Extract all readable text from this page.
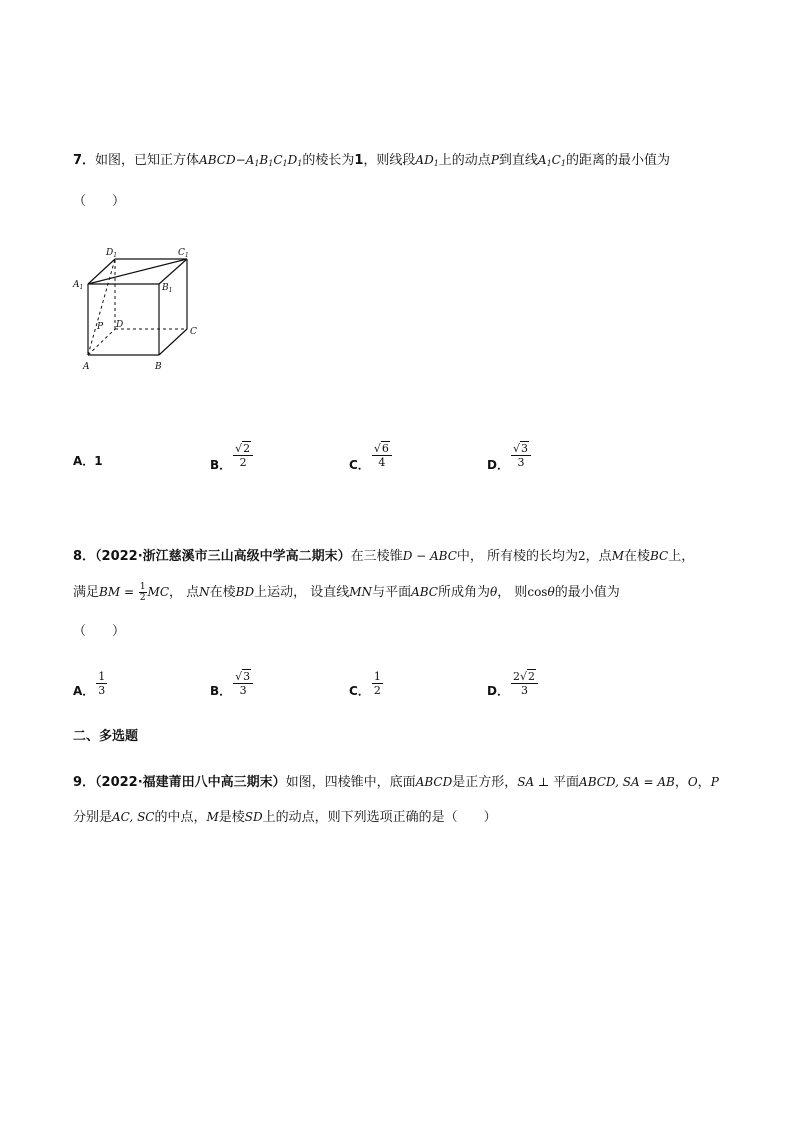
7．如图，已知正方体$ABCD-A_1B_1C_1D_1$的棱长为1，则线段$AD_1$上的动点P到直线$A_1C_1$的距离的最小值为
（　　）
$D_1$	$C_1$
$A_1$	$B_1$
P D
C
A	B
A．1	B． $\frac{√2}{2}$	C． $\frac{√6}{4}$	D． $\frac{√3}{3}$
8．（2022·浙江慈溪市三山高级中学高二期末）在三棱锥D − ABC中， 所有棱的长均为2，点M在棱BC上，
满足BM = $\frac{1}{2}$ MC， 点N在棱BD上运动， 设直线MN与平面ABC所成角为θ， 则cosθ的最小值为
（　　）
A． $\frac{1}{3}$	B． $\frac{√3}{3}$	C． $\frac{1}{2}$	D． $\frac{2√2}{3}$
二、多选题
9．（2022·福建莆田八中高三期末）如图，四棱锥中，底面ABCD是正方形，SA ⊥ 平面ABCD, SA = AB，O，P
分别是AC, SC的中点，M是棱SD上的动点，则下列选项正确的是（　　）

◇ ◇ ◇ ◇ ◇ ◇ ◇

-- What is expected --
Transcribe all entries above exactly. Drop the pictures.

-- Solution for this task --
Extract all readable text from this page.
7．如图，已知正方体$ABCD-A_1B_1C_1D_1$的棱长为1，则线段$AD_1$上的动点P到直线$A_1C_1$的距离的最小值为
（　　）
$D_1$	$C_1$
$A_1$	$B_1$
P D
C
A	B
A．1	B． $\frac{√2}{2}$	C． $\frac{√6}{4}$	D． $\frac{√3}{3}$
8．（2022·浙江慈溪市三山高级中学高二期末）在三棱锥D − ABC中， 所有棱的长均为2，点M在棱BC上，
满足BM = $\frac{1}{2}$ MC， 点N在棱BD上运动， 设直线MN与平面ABC所成角为θ， 则cosθ的最小值为
（　　）
A． $\frac{1}{3}$	B． $\frac{√3}{3}$	C． $\frac{1}{2}$	D． $\frac{2√2}{3}$
二、多选题
9．（2022·福建莆田八中高三期末）如图，四棱锥中，底面ABCD是正方形，SA ⊥ 平面ABCD, SA = AB，O，P
分别是AC, SC的中点，M是棱SD上的动点，则下列选项正确的是（　　）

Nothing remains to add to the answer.